▶ TRECHO DE ORIGEM:
_ _ _ _ _

Ora, o que observamos é que a nossa tradição federalista quando muito atingiu o Estado membro, nunca atingiu o Município. Em outros termos: no máximo do federalismo que foi a República, se caracterizou por uma centralização em benefício dos Estados membros em detrimento dos Municípios. Os nossos Municípios sempre foram capengas. Em função da experiência autoritária recente, a demanda pela descentralização, pelo federalismo, se transformou numa bandeira democrática e a Constituinte foi parcimoniosa, foi modesta no plano do Estado membro, mas ela avançou bastante mais no plano do Município. Então, nós temos no plano do Município essa idéia da incorporação das entidades e associações do planejamento municipal, o que não foi resgatado nem no plano federal nem do Estado membro, num certo sentido acho que se procurou fazer um com os Municípios. Então, a Lei Orgânica ao estabelecer parâmetros para a questão ecológica pode fortalecer essa inspiração municipalista da nossa nova Constituição, desdobrando aqueles princípios em procedimentos, mecanismos, que assegurem de forma mais efetiva a participação comunitária e a defesa do meio ambiente.

Eu finalizo chamando a atenção para a batalha da legislação complementar, a elaboração da Constituição foi o primeiro turno, agora estamos no segundo turno que é a elaboração da legislação complementar e aí eu incluo a Constituição Estadual, a Lei Orgânica do Município, a Legislação Complementar no Plano Federal, a ser elaborada pelo Congresso Nacional, a Legislação Complementar a ser elaborada pela Assembléia Legislativa no plano estadual e a Legislação Complementar a ser elaborada no plano municipal, não só a lei Orgânica Municipal, mas as demais leis a serem concretizadas em Legislação Complementar. É verdade que do ponto de vista da sociedade das classes desfavorecidas, a luta continua no sentido da concretização daqueles princípios genéricos. Então, a batalha da Legislação Complementar em primeiro lugar. Em segundo lugar, o problema da prática constitucional. Mesmo inexistindo a Legislação Complementar se coloca uma questão extremamente importante que tem, inclusive, criado inúmeras polêmicas entre os juristas, a questão da eficácia da norma constitucional, não a eficácia jurídica que pode ser concretizada através da Legislação Complementar. Mas, além da eficácia jurídica, a eficácia social da norma constitucional ou da norma jurídica como um todo. Porque a norma jurídica tem uma função ideológica, também. Eu volto a insistir. Muitas vezes a norma jurídica é elaborada não para regular as relações sociais, mas para justificar o status quo e a sua função ideológica, que muitas vezes não é uma função simplesmente residual mas principal, a norma jurídica expedida, elaborada para exercer principalmente ou exclusivamente a sua função ideológica. E, aí, há um grande risco de, mesmo inexistindo a Legislação Ordinária Complementar, esta norma jurídica não ser concretizada, ela não ter eficácia social, ela não ser respeitada pelo Poder Público, ela não ser respeitada pelos particulares. E a maior ou menor eficácia social, a maior ou menor aplicabilidade da norma jurídica vai depender das relações de forças políticas existentes na sociedade, logicamente, da sociedade organizada, da consciência ecológica, existente ou não, de uma consciência ecológica mais sistematizada ou não, das associações e das entidades envolvidas com a questão ecológica, com a questão dos Direitos Humanos, etc. Então, a batalha, também, para assegurar a concretização dos dispositivos legais no dia-a-dia da sociedade.

_ _ _ _ _

▶ EXTRATO DE DADOS:
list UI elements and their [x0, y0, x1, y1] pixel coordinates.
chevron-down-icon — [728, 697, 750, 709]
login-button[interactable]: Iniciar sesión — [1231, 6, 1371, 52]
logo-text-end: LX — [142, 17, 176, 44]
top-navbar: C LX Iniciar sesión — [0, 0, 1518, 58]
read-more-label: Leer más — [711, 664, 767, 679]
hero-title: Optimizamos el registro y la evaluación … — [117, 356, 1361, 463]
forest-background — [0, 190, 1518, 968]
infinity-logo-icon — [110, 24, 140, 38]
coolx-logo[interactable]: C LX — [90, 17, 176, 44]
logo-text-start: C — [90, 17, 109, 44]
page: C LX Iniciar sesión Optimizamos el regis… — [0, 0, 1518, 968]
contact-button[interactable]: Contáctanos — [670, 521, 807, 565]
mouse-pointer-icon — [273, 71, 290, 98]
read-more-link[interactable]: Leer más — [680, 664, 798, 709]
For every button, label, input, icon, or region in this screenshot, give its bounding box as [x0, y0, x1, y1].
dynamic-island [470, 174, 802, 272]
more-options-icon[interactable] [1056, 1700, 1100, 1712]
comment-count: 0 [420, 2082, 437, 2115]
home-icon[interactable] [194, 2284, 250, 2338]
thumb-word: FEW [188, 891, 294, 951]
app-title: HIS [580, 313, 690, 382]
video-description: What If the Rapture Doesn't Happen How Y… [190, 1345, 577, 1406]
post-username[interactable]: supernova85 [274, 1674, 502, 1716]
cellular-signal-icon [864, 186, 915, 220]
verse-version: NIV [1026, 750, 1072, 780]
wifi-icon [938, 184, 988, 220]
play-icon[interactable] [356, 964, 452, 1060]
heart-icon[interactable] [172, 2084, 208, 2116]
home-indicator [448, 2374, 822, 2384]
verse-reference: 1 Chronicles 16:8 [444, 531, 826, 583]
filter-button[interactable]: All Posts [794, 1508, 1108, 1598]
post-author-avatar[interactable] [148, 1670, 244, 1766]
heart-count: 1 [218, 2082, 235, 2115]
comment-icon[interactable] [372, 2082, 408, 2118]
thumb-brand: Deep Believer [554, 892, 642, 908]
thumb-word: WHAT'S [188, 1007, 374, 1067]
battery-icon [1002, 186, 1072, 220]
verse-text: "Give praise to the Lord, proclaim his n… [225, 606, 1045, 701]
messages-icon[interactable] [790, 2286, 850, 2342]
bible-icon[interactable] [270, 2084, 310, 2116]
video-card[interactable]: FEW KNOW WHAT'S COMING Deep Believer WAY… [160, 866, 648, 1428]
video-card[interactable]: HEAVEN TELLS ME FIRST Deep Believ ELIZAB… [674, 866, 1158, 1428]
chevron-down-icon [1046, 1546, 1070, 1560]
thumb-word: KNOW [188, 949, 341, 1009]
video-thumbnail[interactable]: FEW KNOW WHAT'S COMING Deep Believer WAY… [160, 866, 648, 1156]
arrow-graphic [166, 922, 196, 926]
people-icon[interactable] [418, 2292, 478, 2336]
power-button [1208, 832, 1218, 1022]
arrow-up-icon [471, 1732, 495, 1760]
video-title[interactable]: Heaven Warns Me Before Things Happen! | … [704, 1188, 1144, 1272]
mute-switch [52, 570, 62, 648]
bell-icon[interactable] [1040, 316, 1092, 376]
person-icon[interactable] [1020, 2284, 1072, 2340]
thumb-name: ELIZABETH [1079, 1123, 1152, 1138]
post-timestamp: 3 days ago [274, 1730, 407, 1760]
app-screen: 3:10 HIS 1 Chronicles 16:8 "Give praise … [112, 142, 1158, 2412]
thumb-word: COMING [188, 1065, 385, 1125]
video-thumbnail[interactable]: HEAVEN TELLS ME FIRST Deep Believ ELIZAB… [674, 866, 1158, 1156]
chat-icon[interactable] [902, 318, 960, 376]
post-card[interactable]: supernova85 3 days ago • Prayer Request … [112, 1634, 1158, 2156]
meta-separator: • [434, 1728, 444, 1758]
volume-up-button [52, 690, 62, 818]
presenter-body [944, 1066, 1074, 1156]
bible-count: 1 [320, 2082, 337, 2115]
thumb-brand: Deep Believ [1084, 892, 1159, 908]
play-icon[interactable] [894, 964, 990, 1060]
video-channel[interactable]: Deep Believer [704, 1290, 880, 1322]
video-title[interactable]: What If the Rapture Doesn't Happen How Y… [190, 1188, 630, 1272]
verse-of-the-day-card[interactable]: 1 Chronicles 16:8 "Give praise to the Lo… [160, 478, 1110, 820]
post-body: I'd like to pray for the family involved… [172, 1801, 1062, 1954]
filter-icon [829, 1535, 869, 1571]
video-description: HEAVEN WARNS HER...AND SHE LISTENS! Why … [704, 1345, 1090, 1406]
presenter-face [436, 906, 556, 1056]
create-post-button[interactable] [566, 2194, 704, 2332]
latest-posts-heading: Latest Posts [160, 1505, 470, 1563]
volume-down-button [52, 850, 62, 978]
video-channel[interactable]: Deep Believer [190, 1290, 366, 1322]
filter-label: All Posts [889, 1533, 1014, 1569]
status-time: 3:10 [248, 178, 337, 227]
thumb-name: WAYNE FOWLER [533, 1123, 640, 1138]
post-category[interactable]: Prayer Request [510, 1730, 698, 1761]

_ _ _ _ _

▶ REQUISITOS DO EXERCÍCIO:
(A) Liste o que o trecho de origem inclui no segundo turno, o da elaboração da legislação complementar.
(B) No trecho de origem, o que foi o primeiro turno?
(C) Traduza para o inglês esta frase do trecho de origem: "Porque a norma jurídica tem uma função ideológica, também."
As linhas não têm papel algum neste exercício.

▶ RESPOSTAS POR TAREFA:
(A)
- a Constituição Estadual
- a Lei Orgânica do Município
- a Legislação Complementar no Plano Federal, a ser elaborada pelo Congresso Nacional
- a Legislação Complementar a ser elaborada pela Assembléia Legislativa no plano estadual
- a Legislação Complementar a ser elaborada no plano municipal

(B) A elaboração da Constituição.

(C) Because the legal norm also has an ideological function.